-- start of Data --

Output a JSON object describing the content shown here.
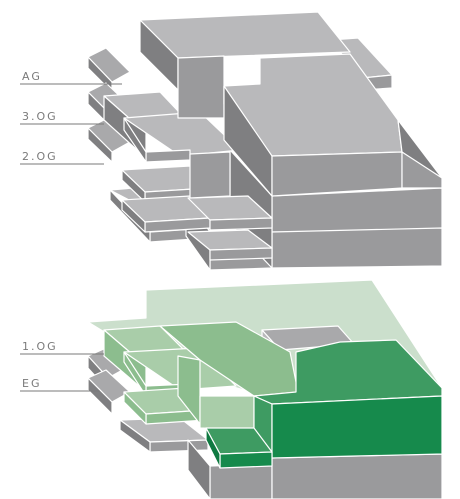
{
  "floors": {
    "ag": {
      "label": "AG"
    },
    "og3": {
      "label": "3.OG"
    },
    "og2": {
      "label": "2.OG"
    },
    "og1": {
      "label": "1.OG"
    },
    "eg": {
      "label": "EG"
    }
  },
  "colors": {
    "grey_top": "#b9b9bb",
    "grey_light": "#a9a9ab",
    "grey_front": "#9a9a9c",
    "grey_side": "#7f7f81",
    "grey_dark": "#6e6e70",
    "green_pale": "#cbdfcc",
    "green_light": "#a9cda9",
    "green_mid": "#8cbd8e",
    "green_strong": "#3e9b62",
    "green_deep": "#168a4c",
    "green_dark": "#0f7a41"
  }
}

-- end of Data --

Working from the lines above, reproduce the material exactly and exclude its pictures.

Output a JSON object describing the content shown here.
{
  "floors": {
    "ag": {
      "label": "AG"
    },
    "og3": {
      "label": "3.OG"
    },
    "og2": {
      "label": "2.OG"
    },
    "og1": {
      "label": "1.OG"
    },
    "eg": {
      "label": "EG"
    }
  },
  "colors": {
    "grey_top": "#b9b9bb",
    "grey_light": "#a9a9ab",
    "grey_front": "#9a9a9c",
    "grey_side": "#7f7f81",
    "grey_dark": "#6e6e70",
    "green_pale": "#cbdfcc",
    "green_light": "#a9cda9",
    "green_mid": "#8cbd8e",
    "green_strong": "#3e9b62",
    "green_deep": "#168a4c",
    "green_dark": "#0f7a41"
  }
}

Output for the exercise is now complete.